PROBLEM TO SOLVE – Select all lines in the records that include "glory".

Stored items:
--- begin ---

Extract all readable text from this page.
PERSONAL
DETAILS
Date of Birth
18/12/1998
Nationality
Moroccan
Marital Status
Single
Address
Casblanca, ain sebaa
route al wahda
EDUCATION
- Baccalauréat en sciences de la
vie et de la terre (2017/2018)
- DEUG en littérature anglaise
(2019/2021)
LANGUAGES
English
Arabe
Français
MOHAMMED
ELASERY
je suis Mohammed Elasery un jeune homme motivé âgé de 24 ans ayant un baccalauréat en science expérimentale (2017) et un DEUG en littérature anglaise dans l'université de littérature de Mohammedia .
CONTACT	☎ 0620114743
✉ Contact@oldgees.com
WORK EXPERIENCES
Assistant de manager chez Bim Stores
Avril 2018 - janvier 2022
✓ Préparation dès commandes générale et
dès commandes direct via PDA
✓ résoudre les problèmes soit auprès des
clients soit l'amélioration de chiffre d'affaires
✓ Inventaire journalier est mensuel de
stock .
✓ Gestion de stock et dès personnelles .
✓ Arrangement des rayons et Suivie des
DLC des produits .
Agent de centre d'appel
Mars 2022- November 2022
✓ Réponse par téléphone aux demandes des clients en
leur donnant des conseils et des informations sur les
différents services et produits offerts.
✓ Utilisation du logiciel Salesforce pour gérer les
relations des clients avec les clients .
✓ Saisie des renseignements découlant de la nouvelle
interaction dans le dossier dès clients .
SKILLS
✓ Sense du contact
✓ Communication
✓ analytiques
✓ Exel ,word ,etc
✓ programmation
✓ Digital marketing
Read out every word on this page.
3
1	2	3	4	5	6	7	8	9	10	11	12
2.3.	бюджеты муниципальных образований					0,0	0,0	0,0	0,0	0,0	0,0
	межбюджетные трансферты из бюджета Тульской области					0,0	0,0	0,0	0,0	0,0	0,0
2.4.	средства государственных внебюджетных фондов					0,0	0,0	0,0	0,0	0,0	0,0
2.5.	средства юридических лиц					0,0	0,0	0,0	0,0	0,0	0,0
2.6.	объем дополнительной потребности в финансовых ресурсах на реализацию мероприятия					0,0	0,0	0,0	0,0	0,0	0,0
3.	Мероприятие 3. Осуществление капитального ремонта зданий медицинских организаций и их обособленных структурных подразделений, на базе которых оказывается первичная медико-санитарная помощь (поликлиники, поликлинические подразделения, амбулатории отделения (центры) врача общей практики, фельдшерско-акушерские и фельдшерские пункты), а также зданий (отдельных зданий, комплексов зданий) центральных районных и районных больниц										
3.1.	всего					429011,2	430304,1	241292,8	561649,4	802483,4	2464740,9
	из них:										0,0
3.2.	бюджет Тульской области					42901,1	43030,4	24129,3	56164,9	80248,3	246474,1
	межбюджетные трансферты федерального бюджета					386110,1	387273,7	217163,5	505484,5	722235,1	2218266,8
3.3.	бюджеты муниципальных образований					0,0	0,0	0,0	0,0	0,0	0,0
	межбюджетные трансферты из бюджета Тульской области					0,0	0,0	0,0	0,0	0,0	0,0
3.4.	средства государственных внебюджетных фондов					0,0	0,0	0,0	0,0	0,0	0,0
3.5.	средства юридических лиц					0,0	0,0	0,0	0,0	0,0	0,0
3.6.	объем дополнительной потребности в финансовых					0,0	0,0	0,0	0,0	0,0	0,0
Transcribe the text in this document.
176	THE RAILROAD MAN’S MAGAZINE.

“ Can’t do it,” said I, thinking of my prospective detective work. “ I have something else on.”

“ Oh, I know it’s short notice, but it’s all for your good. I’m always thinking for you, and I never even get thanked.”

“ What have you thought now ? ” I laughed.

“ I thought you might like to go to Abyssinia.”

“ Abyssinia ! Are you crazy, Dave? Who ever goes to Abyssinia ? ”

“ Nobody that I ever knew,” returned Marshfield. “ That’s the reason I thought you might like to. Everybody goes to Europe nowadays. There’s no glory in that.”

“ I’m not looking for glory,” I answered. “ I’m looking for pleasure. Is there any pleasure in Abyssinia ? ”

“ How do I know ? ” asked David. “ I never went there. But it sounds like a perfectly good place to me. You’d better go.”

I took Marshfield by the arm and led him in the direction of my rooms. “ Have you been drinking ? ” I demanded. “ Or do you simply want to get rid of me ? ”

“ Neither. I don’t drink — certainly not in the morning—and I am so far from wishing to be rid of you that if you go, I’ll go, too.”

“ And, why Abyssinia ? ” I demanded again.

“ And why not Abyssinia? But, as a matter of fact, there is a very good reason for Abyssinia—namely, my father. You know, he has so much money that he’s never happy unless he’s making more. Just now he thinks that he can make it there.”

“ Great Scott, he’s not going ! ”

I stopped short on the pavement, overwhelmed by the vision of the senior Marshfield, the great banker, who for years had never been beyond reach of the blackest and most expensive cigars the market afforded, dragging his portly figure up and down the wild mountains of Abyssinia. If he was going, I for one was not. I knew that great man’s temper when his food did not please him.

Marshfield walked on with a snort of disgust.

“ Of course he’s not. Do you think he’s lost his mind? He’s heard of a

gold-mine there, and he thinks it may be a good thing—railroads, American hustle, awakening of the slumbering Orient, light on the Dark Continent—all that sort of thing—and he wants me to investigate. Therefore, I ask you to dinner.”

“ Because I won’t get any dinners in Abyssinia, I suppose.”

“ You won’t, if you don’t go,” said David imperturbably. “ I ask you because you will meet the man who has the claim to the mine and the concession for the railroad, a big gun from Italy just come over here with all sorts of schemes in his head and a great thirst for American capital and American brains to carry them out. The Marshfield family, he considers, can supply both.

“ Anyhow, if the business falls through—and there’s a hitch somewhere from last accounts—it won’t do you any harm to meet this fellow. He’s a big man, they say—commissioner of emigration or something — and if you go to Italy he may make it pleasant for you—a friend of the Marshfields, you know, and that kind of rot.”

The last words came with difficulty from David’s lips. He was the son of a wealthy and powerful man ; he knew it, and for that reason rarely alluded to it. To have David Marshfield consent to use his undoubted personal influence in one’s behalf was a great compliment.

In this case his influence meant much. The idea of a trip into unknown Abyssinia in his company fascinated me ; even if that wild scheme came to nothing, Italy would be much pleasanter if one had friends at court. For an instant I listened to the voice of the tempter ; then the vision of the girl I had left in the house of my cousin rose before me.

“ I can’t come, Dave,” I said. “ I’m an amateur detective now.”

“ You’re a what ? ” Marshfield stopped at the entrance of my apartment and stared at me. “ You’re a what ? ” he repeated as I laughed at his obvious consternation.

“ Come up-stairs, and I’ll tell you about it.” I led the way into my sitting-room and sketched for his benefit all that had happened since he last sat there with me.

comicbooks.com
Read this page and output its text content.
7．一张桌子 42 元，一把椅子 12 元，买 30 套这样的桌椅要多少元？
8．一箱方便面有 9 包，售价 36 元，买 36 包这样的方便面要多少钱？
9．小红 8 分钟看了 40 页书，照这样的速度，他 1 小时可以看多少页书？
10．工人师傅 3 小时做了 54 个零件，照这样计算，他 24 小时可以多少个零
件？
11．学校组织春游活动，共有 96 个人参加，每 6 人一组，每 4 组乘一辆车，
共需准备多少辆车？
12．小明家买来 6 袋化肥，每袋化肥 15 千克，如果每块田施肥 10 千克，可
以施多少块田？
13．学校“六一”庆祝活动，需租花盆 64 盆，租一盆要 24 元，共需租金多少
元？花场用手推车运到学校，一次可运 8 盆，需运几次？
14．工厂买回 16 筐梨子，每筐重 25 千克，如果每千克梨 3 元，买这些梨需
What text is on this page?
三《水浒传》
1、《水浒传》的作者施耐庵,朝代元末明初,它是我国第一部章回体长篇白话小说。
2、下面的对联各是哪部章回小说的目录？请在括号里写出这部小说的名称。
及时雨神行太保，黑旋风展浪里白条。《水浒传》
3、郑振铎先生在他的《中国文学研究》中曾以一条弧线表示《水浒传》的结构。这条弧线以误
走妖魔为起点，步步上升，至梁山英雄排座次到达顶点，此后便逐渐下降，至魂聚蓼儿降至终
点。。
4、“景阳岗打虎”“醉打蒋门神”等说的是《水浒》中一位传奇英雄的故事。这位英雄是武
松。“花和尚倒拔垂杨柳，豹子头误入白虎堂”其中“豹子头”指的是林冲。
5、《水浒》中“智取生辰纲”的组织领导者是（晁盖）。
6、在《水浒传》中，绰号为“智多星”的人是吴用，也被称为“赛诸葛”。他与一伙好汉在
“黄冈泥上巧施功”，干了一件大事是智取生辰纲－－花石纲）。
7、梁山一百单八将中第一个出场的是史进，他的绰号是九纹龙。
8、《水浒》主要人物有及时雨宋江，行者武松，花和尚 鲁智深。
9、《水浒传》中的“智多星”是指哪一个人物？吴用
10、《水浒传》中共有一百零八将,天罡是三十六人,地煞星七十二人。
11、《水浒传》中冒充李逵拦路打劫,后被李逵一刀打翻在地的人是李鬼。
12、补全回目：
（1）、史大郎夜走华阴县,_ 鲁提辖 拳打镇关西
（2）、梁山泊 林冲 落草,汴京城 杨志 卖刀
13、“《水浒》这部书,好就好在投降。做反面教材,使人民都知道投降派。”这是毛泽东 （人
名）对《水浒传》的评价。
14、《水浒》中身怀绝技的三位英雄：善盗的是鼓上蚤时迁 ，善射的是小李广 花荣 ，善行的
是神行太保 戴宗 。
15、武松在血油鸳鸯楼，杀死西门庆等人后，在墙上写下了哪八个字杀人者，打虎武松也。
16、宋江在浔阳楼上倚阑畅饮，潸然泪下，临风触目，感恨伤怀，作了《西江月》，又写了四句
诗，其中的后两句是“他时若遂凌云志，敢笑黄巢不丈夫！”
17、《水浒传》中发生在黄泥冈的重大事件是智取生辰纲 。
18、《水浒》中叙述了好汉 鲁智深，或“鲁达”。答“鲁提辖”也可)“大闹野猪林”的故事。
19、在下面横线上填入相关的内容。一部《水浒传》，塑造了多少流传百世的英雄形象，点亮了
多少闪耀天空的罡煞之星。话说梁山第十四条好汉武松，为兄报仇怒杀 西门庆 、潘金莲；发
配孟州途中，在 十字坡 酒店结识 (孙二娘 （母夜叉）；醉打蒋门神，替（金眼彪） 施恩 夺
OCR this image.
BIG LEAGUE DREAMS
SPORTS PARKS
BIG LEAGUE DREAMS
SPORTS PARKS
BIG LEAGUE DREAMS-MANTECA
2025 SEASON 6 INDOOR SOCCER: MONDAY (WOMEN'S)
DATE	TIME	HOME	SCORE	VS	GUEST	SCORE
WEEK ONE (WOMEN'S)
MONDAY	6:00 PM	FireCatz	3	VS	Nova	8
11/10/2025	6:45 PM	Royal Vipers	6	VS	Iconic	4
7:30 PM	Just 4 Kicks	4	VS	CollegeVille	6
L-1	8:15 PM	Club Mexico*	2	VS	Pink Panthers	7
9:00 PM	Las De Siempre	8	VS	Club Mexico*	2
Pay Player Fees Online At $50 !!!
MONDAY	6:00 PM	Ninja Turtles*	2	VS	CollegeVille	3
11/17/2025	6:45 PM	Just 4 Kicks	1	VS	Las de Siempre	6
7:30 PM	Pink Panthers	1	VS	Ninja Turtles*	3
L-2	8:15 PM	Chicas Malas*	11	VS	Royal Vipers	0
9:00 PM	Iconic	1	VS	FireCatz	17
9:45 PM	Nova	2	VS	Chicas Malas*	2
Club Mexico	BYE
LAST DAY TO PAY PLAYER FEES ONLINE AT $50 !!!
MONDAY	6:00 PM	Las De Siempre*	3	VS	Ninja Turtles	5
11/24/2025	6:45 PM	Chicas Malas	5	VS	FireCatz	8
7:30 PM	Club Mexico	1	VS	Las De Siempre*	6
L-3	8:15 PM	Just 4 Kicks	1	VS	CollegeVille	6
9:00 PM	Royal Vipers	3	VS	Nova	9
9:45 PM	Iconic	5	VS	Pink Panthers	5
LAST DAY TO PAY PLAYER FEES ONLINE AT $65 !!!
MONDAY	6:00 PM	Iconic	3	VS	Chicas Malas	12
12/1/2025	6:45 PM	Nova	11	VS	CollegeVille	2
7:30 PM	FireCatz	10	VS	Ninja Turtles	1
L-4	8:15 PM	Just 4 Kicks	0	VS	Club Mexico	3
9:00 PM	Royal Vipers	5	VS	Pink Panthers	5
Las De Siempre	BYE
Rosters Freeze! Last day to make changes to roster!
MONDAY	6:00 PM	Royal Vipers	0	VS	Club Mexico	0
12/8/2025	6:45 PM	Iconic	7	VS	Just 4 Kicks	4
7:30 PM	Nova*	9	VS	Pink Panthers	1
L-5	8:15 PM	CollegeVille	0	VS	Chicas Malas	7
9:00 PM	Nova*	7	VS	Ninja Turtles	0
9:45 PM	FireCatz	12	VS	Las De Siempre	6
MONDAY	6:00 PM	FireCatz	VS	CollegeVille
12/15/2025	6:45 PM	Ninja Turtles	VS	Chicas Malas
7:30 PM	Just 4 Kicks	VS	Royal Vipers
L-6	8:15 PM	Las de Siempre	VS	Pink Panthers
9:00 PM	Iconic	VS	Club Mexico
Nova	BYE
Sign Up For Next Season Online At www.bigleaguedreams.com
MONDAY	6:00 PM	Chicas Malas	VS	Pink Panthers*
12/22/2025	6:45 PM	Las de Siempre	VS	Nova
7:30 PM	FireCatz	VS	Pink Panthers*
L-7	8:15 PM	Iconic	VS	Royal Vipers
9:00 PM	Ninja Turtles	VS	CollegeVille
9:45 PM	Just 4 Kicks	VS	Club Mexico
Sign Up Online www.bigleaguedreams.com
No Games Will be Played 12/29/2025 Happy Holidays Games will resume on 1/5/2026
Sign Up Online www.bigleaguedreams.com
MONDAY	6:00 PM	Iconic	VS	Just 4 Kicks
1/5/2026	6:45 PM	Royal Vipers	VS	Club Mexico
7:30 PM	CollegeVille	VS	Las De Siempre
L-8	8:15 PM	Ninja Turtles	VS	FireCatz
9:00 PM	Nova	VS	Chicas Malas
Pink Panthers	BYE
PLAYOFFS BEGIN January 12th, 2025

--- end ---

OUTPUT OF THE TASK –
“ Nobody that I ever knew,” returned Marshfield. “ That’s the reason I thought you might like to. Everybody goes to Europe nowadays. There’s no glory in that.”
“ I’m not looking for glory,” I answered. “ I’m looking for pleasure. Is there any pleasure in Abyssinia ? ”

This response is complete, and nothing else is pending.